THE EXERCISE ▸ Each line that includes the word "Land" counts once; give the total and nothing more.

DATA RECORDS ▸
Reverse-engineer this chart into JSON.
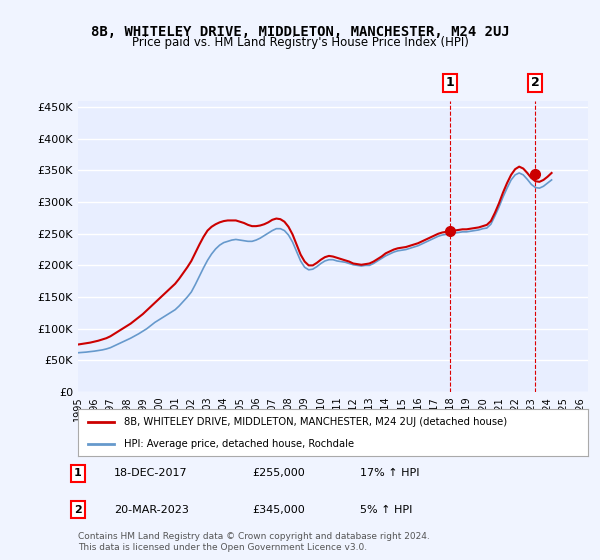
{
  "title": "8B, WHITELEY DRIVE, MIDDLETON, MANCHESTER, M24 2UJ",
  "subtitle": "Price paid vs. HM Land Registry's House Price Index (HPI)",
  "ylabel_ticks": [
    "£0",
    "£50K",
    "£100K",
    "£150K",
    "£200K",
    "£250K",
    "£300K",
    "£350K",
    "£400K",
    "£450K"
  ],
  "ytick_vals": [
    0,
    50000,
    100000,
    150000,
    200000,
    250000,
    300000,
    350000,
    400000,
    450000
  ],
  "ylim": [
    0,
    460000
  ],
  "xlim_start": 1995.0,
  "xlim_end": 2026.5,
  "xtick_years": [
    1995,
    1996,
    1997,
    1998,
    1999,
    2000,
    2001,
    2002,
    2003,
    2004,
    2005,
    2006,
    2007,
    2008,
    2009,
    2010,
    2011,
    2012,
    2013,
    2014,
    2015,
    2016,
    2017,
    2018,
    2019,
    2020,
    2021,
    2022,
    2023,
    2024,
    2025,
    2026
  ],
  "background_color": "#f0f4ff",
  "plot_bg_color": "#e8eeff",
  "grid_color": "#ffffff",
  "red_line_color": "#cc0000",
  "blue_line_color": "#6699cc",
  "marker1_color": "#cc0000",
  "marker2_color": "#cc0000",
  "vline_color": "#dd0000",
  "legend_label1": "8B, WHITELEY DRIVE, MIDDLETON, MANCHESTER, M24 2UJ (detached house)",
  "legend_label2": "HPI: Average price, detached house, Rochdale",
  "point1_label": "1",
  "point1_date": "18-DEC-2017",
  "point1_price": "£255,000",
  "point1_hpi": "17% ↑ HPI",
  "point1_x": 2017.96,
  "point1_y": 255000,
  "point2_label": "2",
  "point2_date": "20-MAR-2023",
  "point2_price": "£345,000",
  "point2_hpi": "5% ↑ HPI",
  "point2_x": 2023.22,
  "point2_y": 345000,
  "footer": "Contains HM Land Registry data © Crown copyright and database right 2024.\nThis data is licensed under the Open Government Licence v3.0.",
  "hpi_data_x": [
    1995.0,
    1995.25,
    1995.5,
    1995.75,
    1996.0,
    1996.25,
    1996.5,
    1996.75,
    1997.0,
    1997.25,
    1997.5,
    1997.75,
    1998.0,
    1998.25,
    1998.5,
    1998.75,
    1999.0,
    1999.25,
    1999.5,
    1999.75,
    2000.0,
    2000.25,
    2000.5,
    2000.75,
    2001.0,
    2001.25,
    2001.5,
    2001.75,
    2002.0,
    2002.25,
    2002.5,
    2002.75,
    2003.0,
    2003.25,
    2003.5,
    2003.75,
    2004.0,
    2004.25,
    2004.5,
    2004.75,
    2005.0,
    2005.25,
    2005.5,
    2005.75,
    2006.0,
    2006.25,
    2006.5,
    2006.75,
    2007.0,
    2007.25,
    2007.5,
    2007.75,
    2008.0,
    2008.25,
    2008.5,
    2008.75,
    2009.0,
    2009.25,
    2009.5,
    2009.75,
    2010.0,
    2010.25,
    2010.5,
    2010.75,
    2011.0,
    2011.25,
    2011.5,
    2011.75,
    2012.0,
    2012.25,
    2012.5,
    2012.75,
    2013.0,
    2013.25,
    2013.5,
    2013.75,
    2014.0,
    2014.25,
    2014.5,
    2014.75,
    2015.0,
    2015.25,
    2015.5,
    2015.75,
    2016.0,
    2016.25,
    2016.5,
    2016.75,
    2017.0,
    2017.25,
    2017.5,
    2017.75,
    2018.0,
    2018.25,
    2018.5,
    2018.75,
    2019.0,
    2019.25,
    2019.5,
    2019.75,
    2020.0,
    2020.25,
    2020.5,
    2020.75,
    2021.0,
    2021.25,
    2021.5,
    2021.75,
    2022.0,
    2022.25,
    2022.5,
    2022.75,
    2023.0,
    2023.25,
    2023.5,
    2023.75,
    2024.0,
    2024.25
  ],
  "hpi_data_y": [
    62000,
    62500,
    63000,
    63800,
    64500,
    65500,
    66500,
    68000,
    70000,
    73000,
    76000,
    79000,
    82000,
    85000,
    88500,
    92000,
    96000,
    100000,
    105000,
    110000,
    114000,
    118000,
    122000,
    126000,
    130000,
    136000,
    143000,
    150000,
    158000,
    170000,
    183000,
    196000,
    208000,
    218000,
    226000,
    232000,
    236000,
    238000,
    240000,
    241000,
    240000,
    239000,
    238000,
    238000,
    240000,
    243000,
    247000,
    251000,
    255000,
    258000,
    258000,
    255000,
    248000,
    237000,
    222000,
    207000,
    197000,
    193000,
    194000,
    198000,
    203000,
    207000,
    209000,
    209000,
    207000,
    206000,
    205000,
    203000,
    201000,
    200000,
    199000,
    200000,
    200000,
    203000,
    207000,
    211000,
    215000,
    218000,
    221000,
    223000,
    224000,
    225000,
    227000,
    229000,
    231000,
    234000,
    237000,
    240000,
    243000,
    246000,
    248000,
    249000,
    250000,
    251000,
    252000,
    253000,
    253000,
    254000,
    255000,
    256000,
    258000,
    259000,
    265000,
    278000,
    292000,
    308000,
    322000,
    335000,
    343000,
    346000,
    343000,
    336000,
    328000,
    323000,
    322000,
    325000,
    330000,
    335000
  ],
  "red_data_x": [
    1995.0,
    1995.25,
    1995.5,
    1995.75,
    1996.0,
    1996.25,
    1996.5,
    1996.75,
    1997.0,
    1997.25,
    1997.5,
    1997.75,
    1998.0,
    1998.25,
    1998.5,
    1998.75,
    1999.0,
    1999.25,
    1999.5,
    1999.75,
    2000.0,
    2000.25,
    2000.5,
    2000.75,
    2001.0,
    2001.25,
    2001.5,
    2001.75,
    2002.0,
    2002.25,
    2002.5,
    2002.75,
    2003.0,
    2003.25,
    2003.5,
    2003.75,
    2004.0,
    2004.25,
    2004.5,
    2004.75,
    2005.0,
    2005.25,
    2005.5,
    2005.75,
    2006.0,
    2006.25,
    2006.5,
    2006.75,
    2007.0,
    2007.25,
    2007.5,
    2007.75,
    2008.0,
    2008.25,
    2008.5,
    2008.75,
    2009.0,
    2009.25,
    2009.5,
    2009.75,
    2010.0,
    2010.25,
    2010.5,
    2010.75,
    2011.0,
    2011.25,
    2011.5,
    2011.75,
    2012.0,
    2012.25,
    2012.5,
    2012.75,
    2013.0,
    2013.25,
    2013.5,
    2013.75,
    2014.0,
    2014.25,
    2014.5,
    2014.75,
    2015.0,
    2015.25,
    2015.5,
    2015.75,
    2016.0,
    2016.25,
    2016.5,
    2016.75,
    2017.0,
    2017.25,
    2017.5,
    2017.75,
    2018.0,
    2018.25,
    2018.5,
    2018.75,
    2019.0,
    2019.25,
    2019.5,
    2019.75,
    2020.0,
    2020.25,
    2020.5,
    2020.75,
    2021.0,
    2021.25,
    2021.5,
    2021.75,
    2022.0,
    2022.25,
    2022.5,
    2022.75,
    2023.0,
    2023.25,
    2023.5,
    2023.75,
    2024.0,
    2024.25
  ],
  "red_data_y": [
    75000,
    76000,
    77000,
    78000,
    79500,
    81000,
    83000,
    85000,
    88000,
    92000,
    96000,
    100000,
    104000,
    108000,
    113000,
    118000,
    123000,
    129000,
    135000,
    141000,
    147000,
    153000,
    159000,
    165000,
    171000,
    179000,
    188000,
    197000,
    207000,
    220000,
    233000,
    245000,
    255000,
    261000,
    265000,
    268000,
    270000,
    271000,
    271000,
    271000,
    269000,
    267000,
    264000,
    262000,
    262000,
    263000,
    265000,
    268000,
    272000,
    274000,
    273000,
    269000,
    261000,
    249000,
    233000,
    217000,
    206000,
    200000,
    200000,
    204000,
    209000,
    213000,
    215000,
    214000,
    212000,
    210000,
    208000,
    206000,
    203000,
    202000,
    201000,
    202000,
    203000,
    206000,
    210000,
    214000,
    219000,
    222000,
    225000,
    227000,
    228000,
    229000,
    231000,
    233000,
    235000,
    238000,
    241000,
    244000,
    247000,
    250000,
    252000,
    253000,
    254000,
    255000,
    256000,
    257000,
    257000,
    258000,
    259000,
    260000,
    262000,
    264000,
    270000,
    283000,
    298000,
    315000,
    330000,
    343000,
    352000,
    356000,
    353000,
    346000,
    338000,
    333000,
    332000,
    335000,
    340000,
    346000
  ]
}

RESPONSE TO THE TASK ▸ 2